- _GIVEN REQUEST_: Reproduce every one of the following entries line for line, without changing anything.

[start RAW RECORDS]

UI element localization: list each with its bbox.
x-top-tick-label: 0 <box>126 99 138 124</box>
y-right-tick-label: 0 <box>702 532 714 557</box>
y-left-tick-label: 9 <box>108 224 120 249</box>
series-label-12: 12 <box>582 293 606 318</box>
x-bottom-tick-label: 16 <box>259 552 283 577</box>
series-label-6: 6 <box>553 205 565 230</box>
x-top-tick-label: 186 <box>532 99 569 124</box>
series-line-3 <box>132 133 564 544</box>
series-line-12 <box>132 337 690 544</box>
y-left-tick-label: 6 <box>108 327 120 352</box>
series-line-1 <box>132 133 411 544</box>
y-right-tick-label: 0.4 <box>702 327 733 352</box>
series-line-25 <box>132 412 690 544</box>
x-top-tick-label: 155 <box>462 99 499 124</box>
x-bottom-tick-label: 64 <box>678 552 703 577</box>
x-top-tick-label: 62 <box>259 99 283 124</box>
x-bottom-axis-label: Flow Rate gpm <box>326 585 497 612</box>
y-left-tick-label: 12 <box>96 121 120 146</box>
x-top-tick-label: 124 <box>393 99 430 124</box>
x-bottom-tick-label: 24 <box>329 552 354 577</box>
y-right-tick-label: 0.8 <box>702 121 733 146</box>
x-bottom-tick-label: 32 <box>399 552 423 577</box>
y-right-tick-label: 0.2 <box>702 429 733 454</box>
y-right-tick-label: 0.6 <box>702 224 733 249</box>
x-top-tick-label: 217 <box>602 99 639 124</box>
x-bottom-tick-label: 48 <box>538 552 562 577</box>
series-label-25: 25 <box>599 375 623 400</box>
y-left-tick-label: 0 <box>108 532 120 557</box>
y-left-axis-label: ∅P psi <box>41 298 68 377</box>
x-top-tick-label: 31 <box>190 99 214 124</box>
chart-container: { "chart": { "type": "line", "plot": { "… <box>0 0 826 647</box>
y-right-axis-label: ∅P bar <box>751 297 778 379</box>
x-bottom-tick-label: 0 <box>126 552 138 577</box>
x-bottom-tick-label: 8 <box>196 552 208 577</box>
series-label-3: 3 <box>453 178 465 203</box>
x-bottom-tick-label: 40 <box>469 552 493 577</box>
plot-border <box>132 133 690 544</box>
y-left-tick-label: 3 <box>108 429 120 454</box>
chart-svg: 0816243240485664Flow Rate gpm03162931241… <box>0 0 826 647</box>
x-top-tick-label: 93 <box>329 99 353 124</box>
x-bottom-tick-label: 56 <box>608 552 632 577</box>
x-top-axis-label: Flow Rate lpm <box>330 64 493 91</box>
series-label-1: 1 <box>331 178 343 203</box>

[end RAW RECORDS]

- _EXERCISE SOLUTION_:
UI element localization: list each with its bbox.
x-top-tick-label: 0 <box>126 99 138 124</box>
y-right-tick-label: 0 <box>702 532 714 557</box>
y-left-tick-label: 9 <box>108 224 120 249</box>
series-label-12: 12 <box>582 293 606 318</box>
x-bottom-tick-label: 16 <box>259 552 283 577</box>
series-label-6: 6 <box>553 205 565 230</box>
x-top-tick-label: 186 <box>532 99 569 124</box>
series-line-3 <box>132 133 564 544</box>
series-line-12 <box>132 337 690 544</box>
y-left-tick-label: 6 <box>108 327 120 352</box>
series-line-1 <box>132 133 411 544</box>
y-right-tick-label: 0.4 <box>702 327 733 352</box>
series-line-25 <box>132 412 690 544</box>
x-top-tick-label: 155 <box>462 99 499 124</box>
x-bottom-tick-label: 64 <box>678 552 703 577</box>
x-top-tick-label: 62 <box>259 99 283 124</box>
x-bottom-axis-label: Flow Rate gpm <box>326 585 497 612</box>
y-left-tick-label: 12 <box>96 121 120 146</box>
x-top-tick-label: 124 <box>393 99 430 124</box>
x-bottom-tick-label: 24 <box>329 552 354 577</box>
y-right-tick-label: 0.8 <box>702 121 733 146</box>
x-bottom-tick-label: 32 <box>399 552 423 577</box>
y-right-tick-label: 0.2 <box>702 429 733 454</box>
y-right-tick-label: 0.6 <box>702 224 733 249</box>
x-top-tick-label: 217 <box>602 99 639 124</box>
x-bottom-tick-label: 48 <box>538 552 562 577</box>
series-label-25: 25 <box>599 375 623 400</box>
y-left-tick-label: 0 <box>108 532 120 557</box>
y-left-axis-label: ∅P psi <box>41 298 68 377</box>
x-top-tick-label: 31 <box>190 99 214 124</box>
chart-container: { "chart": { "type": "line", "plot": { "… <box>0 0 826 647</box>
y-right-axis-label: ∅P bar <box>751 297 778 379</box>
x-bottom-tick-label: 0 <box>126 552 138 577</box>
x-bottom-tick-label: 8 <box>196 552 208 577</box>
series-label-3: 3 <box>453 178 465 203</box>
x-bottom-tick-label: 40 <box>469 552 493 577</box>
plot-border <box>132 133 690 544</box>
y-left-tick-label: 3 <box>108 429 120 454</box>
chart-svg: 0816243240485664Flow Rate gpm03162931241… <box>0 0 826 647</box>
x-top-tick-label: 93 <box>329 99 353 124</box>
x-bottom-tick-label: 56 <box>608 552 632 577</box>
x-top-axis-label: Flow Rate lpm <box>330 64 493 91</box>
series-label-1: 1 <box>331 178 343 203</box>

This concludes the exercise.